Figure record listings
........

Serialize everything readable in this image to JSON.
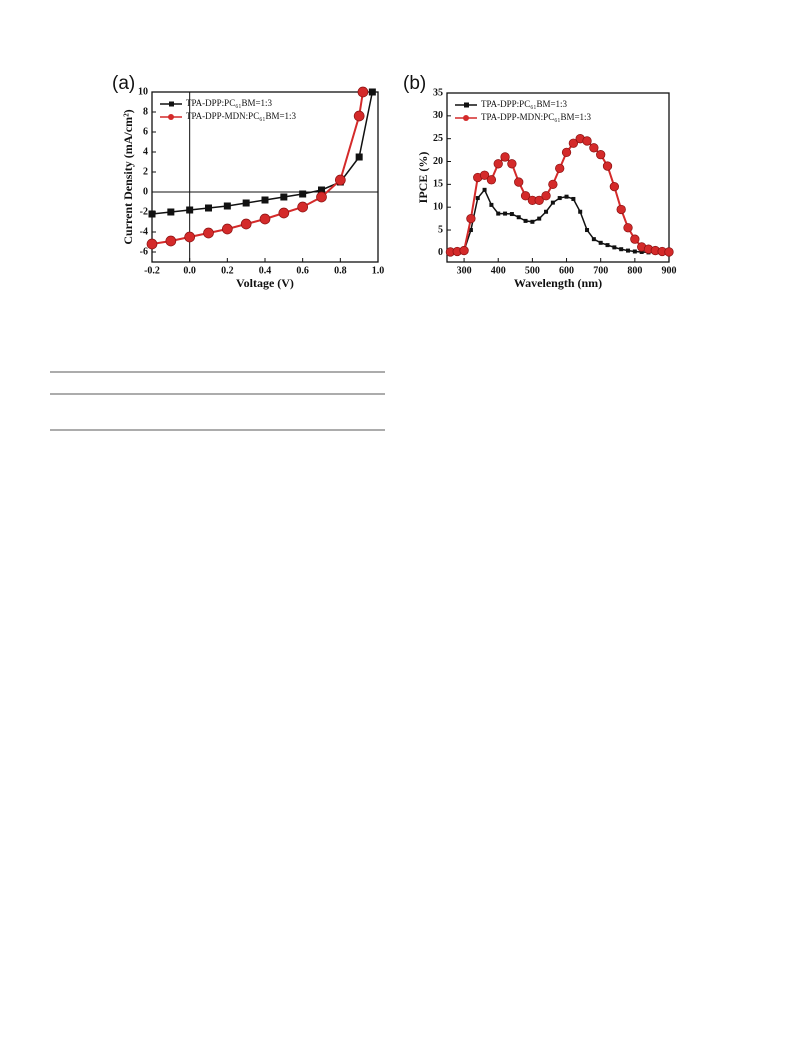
{
  "chart_data": [
    {
      "type": "line",
      "title": "(a)",
      "x_label": "Voltage (V)",
      "y_label": "Current Density (mA/cm²)",
      "xlim": [
        -0.2,
        1.0
      ],
      "ylim": [
        -7,
        10
      ],
      "xticks": [
        -0.2,
        {
          "value": 0,
          "label": "0.0"
        },
        0.2,
        0.4,
        0.6,
        0.8,
        {
          "value": 1,
          "label": "1.0"
        }
      ],
      "yticks": [
        -6,
        -4,
        -2,
        0,
        2,
        4,
        6,
        8,
        10
      ],
      "legend": "upper left",
      "series": [
        {
          "name": "TPA-DPP:PC₆₁BM=1:3",
          "color": "#111111",
          "marker": "square",
          "x": [
            -0.2,
            -0.1,
            0,
            0.1,
            0.2,
            0.3,
            0.4,
            0.5,
            0.6,
            0.7,
            0.8,
            0.9,
            0.97
          ],
          "values": [
            -2.2,
            -2.0,
            -1.8,
            -1.6,
            -1.4,
            -1.1,
            -0.8,
            -0.5,
            -0.2,
            0.2,
            1.0,
            3.5,
            10
          ]
        },
        {
          "name": "TPA-DPP-MDN:PC₆₁BM=1:3",
          "color": "#d42a2a",
          "marker": "circle",
          "x": [
            -0.2,
            -0.1,
            0,
            0.1,
            0.2,
            0.3,
            0.4,
            0.5,
            0.6,
            0.7,
            0.8,
            0.9,
            0.92
          ],
          "values": [
            -5.2,
            -4.9,
            -4.5,
            -4.1,
            -3.7,
            -3.2,
            -2.7,
            -2.1,
            -1.5,
            -0.5,
            1.2,
            7.6,
            10
          ]
        }
      ]
    },
    {
      "type": "line",
      "title": "(b)",
      "x_label": "Wavelength (nm)",
      "y_label": "IPCE (%)",
      "xlim": [
        250,
        900
      ],
      "ylim": [
        -2,
        35
      ],
      "xticks": [
        300,
        400,
        500,
        600,
        700,
        800,
        900
      ],
      "yticks": [
        0,
        5,
        10,
        15,
        20,
        25,
        30,
        35
      ],
      "legend": "upper left",
      "x": [
        260,
        280,
        300,
        320,
        340,
        360,
        380,
        400,
        420,
        440,
        460,
        480,
        500,
        520,
        540,
        560,
        580,
        600,
        620,
        640,
        660,
        680,
        700,
        720,
        740,
        760,
        780,
        800,
        820,
        840,
        860,
        880,
        900
      ],
      "series": [
        {
          "name": "TPA-DPP:PC₆₁BM=1:3",
          "color": "#111111",
          "marker": "square",
          "values": [
            0.1,
            0.2,
            0.5,
            5,
            12,
            13.8,
            10.5,
            8.6,
            8.6,
            8.5,
            7.8,
            7,
            6.8,
            7.5,
            9,
            11,
            12,
            12.3,
            11.8,
            9,
            5,
            3,
            2.2,
            1.7,
            1.2,
            0.8,
            0.5,
            0.3,
            0.2,
            0.1,
            0.1,
            0,
            0
          ]
        },
        {
          "name": "TPA-DPP-MDN:PC₆₁BM=1:3",
          "color": "#d42a2a",
          "marker": "circle",
          "values": [
            0.2,
            0.3,
            0.5,
            7.5,
            16.5,
            17,
            16,
            19.5,
            21,
            19.5,
            15.5,
            12.5,
            11.5,
            11.5,
            12.5,
            15,
            18.5,
            22,
            24,
            25,
            24.5,
            23,
            21.5,
            19,
            14.5,
            9.5,
            5.5,
            3,
            1.3,
            0.8,
            0.5,
            0.3,
            0.2
          ]
        }
      ]
    }
  ]
}
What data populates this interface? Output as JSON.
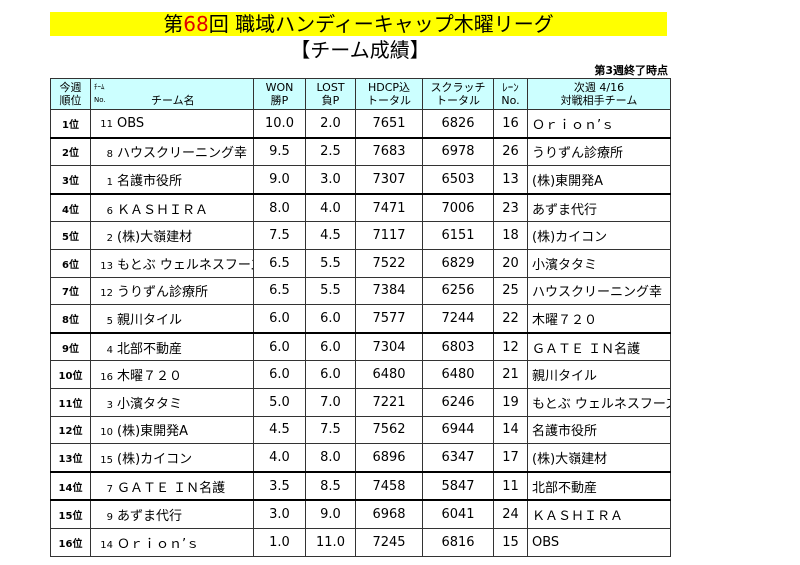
{
  "title": {
    "prefix": "第",
    "number": "68",
    "suffix": "回 職域ハンディーキャップ木曜リーグ"
  },
  "subtitle": "【チーム成績】",
  "as_of": "第3週終了時点",
  "headers": {
    "rank": [
      "今週",
      "順位"
    ],
    "team_no_small": "ﾁｰﾑ",
    "no": "No.",
    "team": "チーム名",
    "won": [
      "WON",
      "勝P"
    ],
    "lost": [
      "LOST",
      "負P"
    ],
    "hdcp": [
      "HDCP込",
      "トータル"
    ],
    "scratch": [
      "スクラッチ",
      "トータル"
    ],
    "lane": [
      "ﾚｰﾝ",
      "No."
    ],
    "next": [
      "次週 4/16",
      "対戦相手チーム"
    ]
  },
  "colors": {
    "title_bg": "#ffff00",
    "title_number": "#e00000",
    "header_bg": "#ccffff"
  },
  "rows": [
    {
      "rank": "1位",
      "no": "11",
      "team": "OBS",
      "won": "10.0",
      "lost": "2.0",
      "hdcp": "7651",
      "scratch": "6826",
      "lane": "16",
      "opponent": "Ｏｒｉｏｎ’ｓ"
    },
    {
      "rank": "2位",
      "no": "8",
      "team": "ハウスクリーニング幸",
      "won": "9.5",
      "lost": "2.5",
      "hdcp": "7683",
      "scratch": "6978",
      "lane": "26",
      "opponent": "うりずん診療所"
    },
    {
      "rank": "3位",
      "no": "1",
      "team": "名護市役所",
      "won": "9.0",
      "lost": "3.0",
      "hdcp": "7307",
      "scratch": "6503",
      "lane": "13",
      "opponent": "(株)東開発A"
    },
    {
      "rank": "4位",
      "no": "6",
      "team": "ＫＡＳＨＩＲＡ",
      "won": "8.0",
      "lost": "4.0",
      "hdcp": "7471",
      "scratch": "7006",
      "lane": "23",
      "opponent": "あずま代行"
    },
    {
      "rank": "5位",
      "no": "2",
      "team": "(株)大嶺建材",
      "won": "7.5",
      "lost": "4.5",
      "hdcp": "7117",
      "scratch": "6151",
      "lane": "18",
      "opponent": "(株)カイコン"
    },
    {
      "rank": "6位",
      "no": "13",
      "team": "もとぶ ウェルネスフーズ",
      "won": "6.5",
      "lost": "5.5",
      "hdcp": "7522",
      "scratch": "6829",
      "lane": "20",
      "opponent": "小濱タタミ"
    },
    {
      "rank": "7位",
      "no": "12",
      "team": "うりずん診療所",
      "won": "6.5",
      "lost": "5.5",
      "hdcp": "7384",
      "scratch": "6256",
      "lane": "25",
      "opponent": "ハウスクリーニング幸"
    },
    {
      "rank": "8位",
      "no": "5",
      "team": "親川タイル",
      "won": "6.0",
      "lost": "6.0",
      "hdcp": "7577",
      "scratch": "7244",
      "lane": "22",
      "opponent": "木曜７２０"
    },
    {
      "rank": "9位",
      "no": "4",
      "team": "北部不動産",
      "won": "6.0",
      "lost": "6.0",
      "hdcp": "7304",
      "scratch": "6803",
      "lane": "12",
      "opponent": "ＧＡＴＥ ＩＮ名護"
    },
    {
      "rank": "10位",
      "no": "16",
      "team": "木曜７２０",
      "won": "6.0",
      "lost": "6.0",
      "hdcp": "6480",
      "scratch": "6480",
      "lane": "21",
      "opponent": "親川タイル"
    },
    {
      "rank": "11位",
      "no": "3",
      "team": "小濱タタミ",
      "won": "5.0",
      "lost": "7.0",
      "hdcp": "7221",
      "scratch": "6246",
      "lane": "19",
      "opponent": "もとぶ ウェルネスフーズ"
    },
    {
      "rank": "12位",
      "no": "10",
      "team": "(株)東開発A",
      "won": "4.5",
      "lost": "7.5",
      "hdcp": "7562",
      "scratch": "6944",
      "lane": "14",
      "opponent": "名護市役所"
    },
    {
      "rank": "13位",
      "no": "15",
      "team": "(株)カイコン",
      "won": "4.0",
      "lost": "8.0",
      "hdcp": "6896",
      "scratch": "6347",
      "lane": "17",
      "opponent": "(株)大嶺建材"
    },
    {
      "rank": "14位",
      "no": "7",
      "team": "ＧＡＴＥ ＩＮ名護",
      "won": "3.5",
      "lost": "8.5",
      "hdcp": "7458",
      "scratch": "5847",
      "lane": "11",
      "opponent": "北部不動産"
    },
    {
      "rank": "15位",
      "no": "9",
      "team": "あずま代行",
      "won": "3.0",
      "lost": "9.0",
      "hdcp": "6968",
      "scratch": "6041",
      "lane": "24",
      "opponent": "ＫＡＳＨＩＲＡ"
    },
    {
      "rank": "16位",
      "no": "14",
      "team": "Ｏｒｉｏｎ’ｓ",
      "won": "1.0",
      "lost": "11.0",
      "hdcp": "7245",
      "scratch": "6816",
      "lane": "15",
      "opponent": "OBS"
    }
  ]
}
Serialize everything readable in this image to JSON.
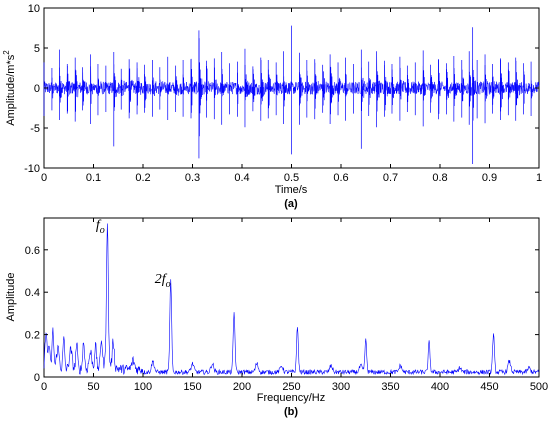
{
  "chart_data": [
    {
      "type": "line",
      "caption": "(a)",
      "xlabel": "Time/s",
      "ylabel": "Amplitude/m*s",
      "ylabel_superscript": "2",
      "xlim": [
        0,
        1
      ],
      "ylim": [
        -10,
        10
      ],
      "x_ticks": [
        "0",
        "0.1",
        "0.2",
        "0.3",
        "0.4",
        "0.5",
        "0.6",
        "0.7",
        "0.8",
        "0.9",
        "1"
      ],
      "y_ticks": [
        "-10",
        "-5",
        "0",
        "5",
        "10"
      ],
      "series": [
        {
          "color": "#0000ff",
          "description_pattern": "periodic impulses about every 0.0156 s",
          "x": [
            0.0,
            0.016,
            0.031,
            0.047,
            0.063,
            0.078,
            0.094,
            0.109,
            0.125,
            0.141,
            0.156,
            0.172,
            0.188,
            0.203,
            0.219,
            0.234,
            0.25,
            0.266,
            0.281,
            0.297,
            0.313,
            0.328,
            0.344,
            0.359,
            0.375,
            0.391,
            0.406,
            0.422,
            0.438,
            0.453,
            0.469,
            0.484,
            0.5,
            0.516,
            0.531,
            0.547,
            0.563,
            0.578,
            0.594,
            0.609,
            0.625,
            0.641,
            0.656,
            0.672,
            0.688,
            0.703,
            0.719,
            0.734,
            0.75,
            0.766,
            0.781,
            0.797,
            0.813,
            0.828,
            0.844,
            0.859,
            0.866,
            0.875,
            0.891,
            0.906,
            0.922,
            0.938,
            0.953,
            0.969,
            0.984
          ],
          "peak_up": [
            3.2,
            2.5,
            4.8,
            3.0,
            3.8,
            2.6,
            4.2,
            3.0,
            2.8,
            4.5,
            2.4,
            3.6,
            3.2,
            2.9,
            3.5,
            2.6,
            3.9,
            2.8,
            3.5,
            3.6,
            7.2,
            3.4,
            3.7,
            4.5,
            3.1,
            3.3,
            4.9,
            2.7,
            3.8,
            3.5,
            3.2,
            4.6,
            7.8,
            4.4,
            3.5,
            3.6,
            2.9,
            4.2,
            3.2,
            3.8,
            3.0,
            4.8,
            3.3,
            4.6,
            3.4,
            3.0,
            3.9,
            2.8,
            3.2,
            4.7,
            2.9,
            3.6,
            3.1,
            4.0,
            3.5,
            4.6,
            7.6,
            3.5,
            4.2,
            3.0,
            3.7,
            3.2,
            3.8,
            3.1,
            3.3
          ],
          "peak_down": [
            -3.5,
            -2.8,
            -4.0,
            -3.2,
            -4.2,
            -2.8,
            -4.5,
            -3.4,
            -3.0,
            -7.3,
            -2.7,
            -3.8,
            -3.3,
            -3.1,
            -3.6,
            -2.7,
            -4.0,
            -3.0,
            -3.6,
            -3.8,
            -8.8,
            -3.7,
            -3.9,
            -4.6,
            -3.3,
            -3.6,
            -4.9,
            -2.9,
            -4.1,
            -3.8,
            -3.4,
            -4.5,
            -8.3,
            -4.6,
            -3.7,
            -3.9,
            -3.1,
            -4.5,
            -3.4,
            -4.1,
            -3.2,
            -7.6,
            -3.5,
            -4.9,
            -3.6,
            -3.2,
            -4.1,
            -3.0,
            -3.4,
            -4.8,
            -3.1,
            -3.9,
            -3.3,
            -4.2,
            -3.7,
            -4.6,
            -9.5,
            -3.8,
            -4.4,
            -3.2,
            -4.0,
            -3.4,
            -4.1,
            -3.3,
            -3.5
          ]
        }
      ]
    },
    {
      "type": "line",
      "caption": "(b)",
      "xlabel": "Frequency/Hz",
      "ylabel": "Amplitude",
      "xlim": [
        0,
        500
      ],
      "ylim": [
        0,
        0.75
      ],
      "x_ticks": [
        "0",
        "50",
        "100",
        "150",
        "200",
        "250",
        "300",
        "350",
        "400",
        "450",
        "500"
      ],
      "y_ticks": [
        "0",
        "0.2",
        "0.4",
        "0.6"
      ],
      "annotations": [
        {
          "text": "f",
          "sub": "o",
          "x": 64,
          "y": 0.68
        },
        {
          "text": "2f",
          "sub": "o",
          "x": 128,
          "y": 0.43
        }
      ],
      "series": [
        {
          "color": "#0000ff",
          "peaks_x": [
            2,
            5,
            9,
            14,
            20,
            27,
            33,
            40,
            47,
            52,
            58,
            64,
            70,
            90,
            110,
            128,
            150,
            170,
            192,
            215,
            240,
            256,
            290,
            320,
            325,
            360,
            389,
            420,
            454,
            470,
            490
          ],
          "peaks_y": [
            0.19,
            0.12,
            0.18,
            0.1,
            0.14,
            0.09,
            0.12,
            0.13,
            0.08,
            0.11,
            0.13,
            0.66,
            0.12,
            0.04,
            0.05,
            0.43,
            0.04,
            0.04,
            0.28,
            0.04,
            0.03,
            0.21,
            0.03,
            0.03,
            0.15,
            0.03,
            0.14,
            0.02,
            0.18,
            0.05,
            0.02
          ]
        }
      ]
    }
  ]
}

........

### Your objective
Provide only the number of lines in the entries that hold the word "ハウスクリーニング幸".

### Result
2